Work required ▸
Of the lines in the records that follow, how many include the word "subtitle"? Answer with a bare number.

Entries with figure data:
┌──

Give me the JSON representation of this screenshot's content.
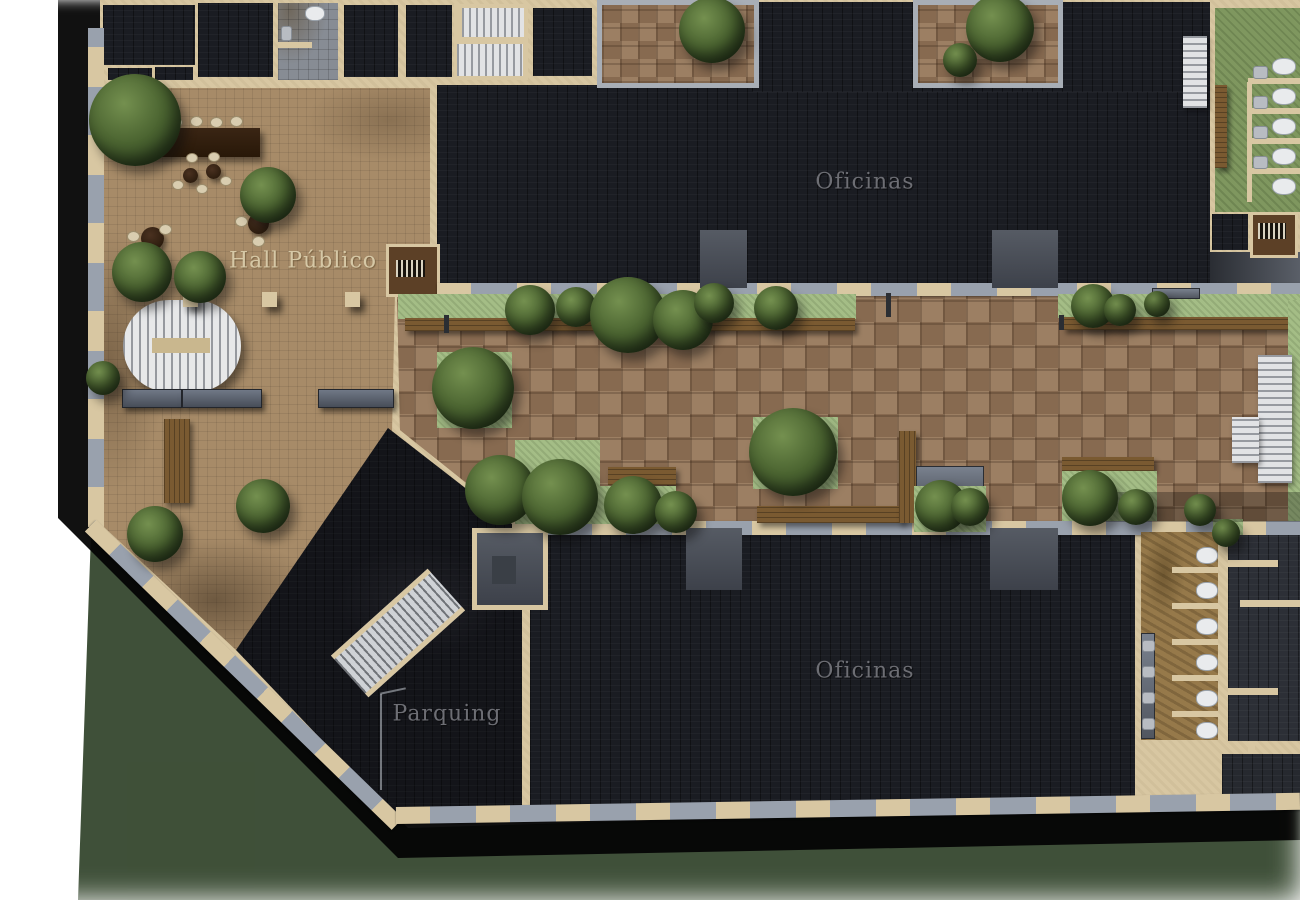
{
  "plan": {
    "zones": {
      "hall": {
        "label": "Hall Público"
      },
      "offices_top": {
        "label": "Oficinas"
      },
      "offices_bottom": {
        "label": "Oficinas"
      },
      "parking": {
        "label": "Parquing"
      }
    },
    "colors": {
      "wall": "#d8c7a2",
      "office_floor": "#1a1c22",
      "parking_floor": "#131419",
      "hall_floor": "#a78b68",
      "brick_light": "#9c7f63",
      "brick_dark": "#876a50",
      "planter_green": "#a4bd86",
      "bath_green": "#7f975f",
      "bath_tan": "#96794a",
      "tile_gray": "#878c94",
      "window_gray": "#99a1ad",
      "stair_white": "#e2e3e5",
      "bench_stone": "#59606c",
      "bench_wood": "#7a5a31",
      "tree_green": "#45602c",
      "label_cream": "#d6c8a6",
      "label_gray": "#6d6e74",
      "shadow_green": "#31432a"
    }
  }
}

└──
┌──

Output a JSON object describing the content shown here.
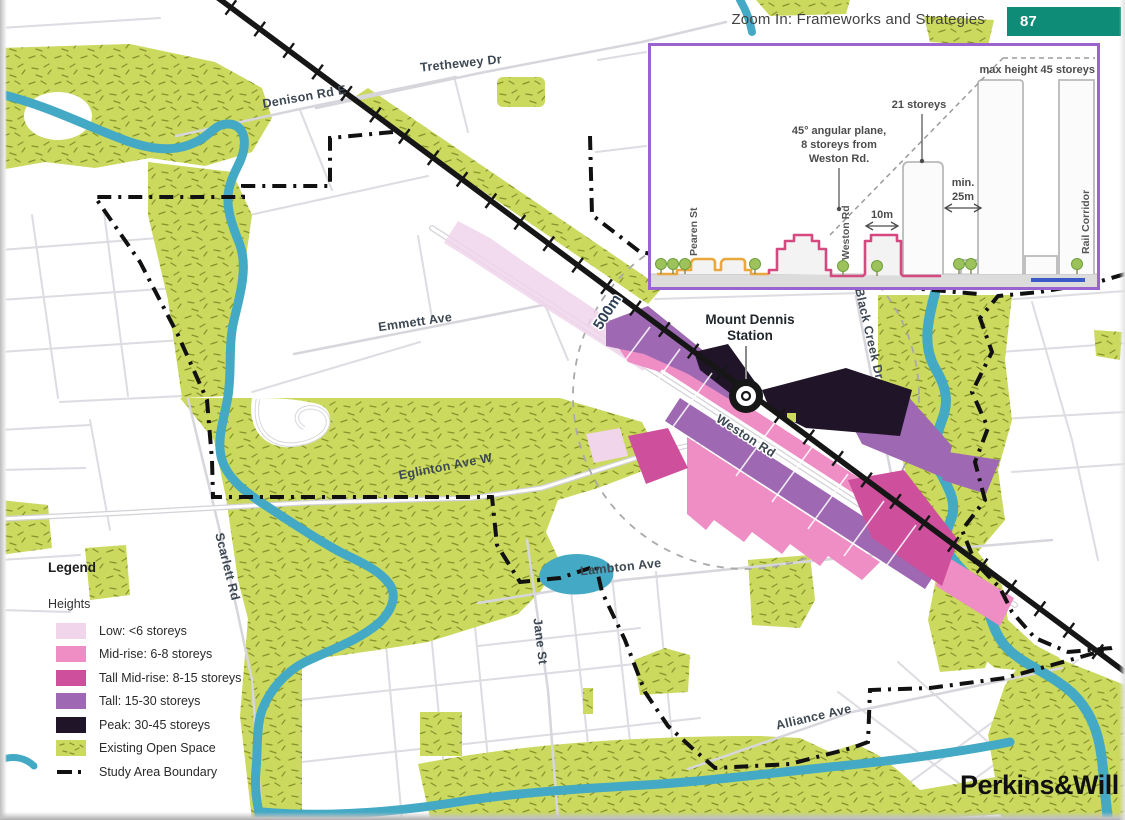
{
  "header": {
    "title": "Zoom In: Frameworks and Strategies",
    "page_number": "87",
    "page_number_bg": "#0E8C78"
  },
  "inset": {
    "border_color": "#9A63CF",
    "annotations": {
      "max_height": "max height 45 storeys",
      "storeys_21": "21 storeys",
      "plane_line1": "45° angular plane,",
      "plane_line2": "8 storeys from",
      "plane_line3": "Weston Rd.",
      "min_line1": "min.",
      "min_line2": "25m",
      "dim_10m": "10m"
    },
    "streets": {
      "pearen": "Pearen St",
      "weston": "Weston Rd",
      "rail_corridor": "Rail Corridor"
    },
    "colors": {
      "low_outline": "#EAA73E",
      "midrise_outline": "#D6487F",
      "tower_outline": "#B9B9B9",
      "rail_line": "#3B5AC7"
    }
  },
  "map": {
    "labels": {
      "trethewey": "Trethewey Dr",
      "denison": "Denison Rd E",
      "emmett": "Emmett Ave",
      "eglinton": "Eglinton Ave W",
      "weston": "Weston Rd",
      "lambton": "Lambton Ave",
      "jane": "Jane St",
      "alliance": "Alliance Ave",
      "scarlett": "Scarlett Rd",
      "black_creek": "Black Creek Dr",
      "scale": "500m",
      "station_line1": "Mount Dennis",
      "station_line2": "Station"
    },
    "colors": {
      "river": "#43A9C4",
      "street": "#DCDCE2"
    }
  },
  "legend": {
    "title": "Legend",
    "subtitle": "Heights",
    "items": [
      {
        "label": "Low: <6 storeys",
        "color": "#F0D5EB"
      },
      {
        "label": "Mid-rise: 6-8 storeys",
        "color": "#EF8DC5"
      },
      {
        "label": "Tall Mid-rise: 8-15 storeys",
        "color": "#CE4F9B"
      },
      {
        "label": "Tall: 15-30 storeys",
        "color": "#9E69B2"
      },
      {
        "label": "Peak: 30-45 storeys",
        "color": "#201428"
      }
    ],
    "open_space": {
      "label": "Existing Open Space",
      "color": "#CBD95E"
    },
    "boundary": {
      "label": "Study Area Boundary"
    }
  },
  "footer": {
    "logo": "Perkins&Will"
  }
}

└──
┌──

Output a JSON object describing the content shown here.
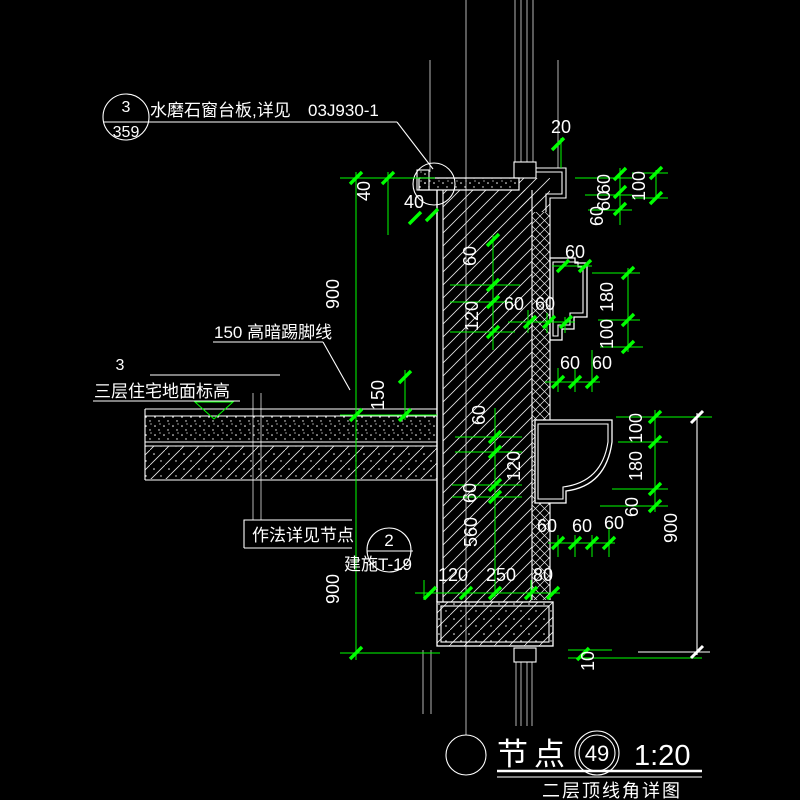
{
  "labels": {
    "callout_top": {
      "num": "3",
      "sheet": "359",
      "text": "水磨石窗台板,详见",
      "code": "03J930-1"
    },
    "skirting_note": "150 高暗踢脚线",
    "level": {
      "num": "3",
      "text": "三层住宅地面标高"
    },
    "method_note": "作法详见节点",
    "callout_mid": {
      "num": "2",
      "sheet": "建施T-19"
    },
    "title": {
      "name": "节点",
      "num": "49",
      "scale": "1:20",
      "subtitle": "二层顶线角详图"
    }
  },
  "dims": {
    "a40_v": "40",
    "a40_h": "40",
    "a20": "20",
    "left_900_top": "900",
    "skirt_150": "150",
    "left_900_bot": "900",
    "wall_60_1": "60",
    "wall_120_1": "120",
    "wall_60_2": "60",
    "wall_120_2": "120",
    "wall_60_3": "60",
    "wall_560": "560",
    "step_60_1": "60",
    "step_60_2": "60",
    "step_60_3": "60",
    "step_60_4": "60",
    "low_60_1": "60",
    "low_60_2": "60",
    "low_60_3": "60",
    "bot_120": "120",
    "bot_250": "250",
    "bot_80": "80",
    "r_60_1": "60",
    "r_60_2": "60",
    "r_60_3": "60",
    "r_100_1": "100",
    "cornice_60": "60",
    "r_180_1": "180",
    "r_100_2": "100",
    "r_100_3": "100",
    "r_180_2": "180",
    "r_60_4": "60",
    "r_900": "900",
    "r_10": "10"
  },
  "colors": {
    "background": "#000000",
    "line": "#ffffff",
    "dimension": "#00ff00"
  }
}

└──

Exercise result ▸
2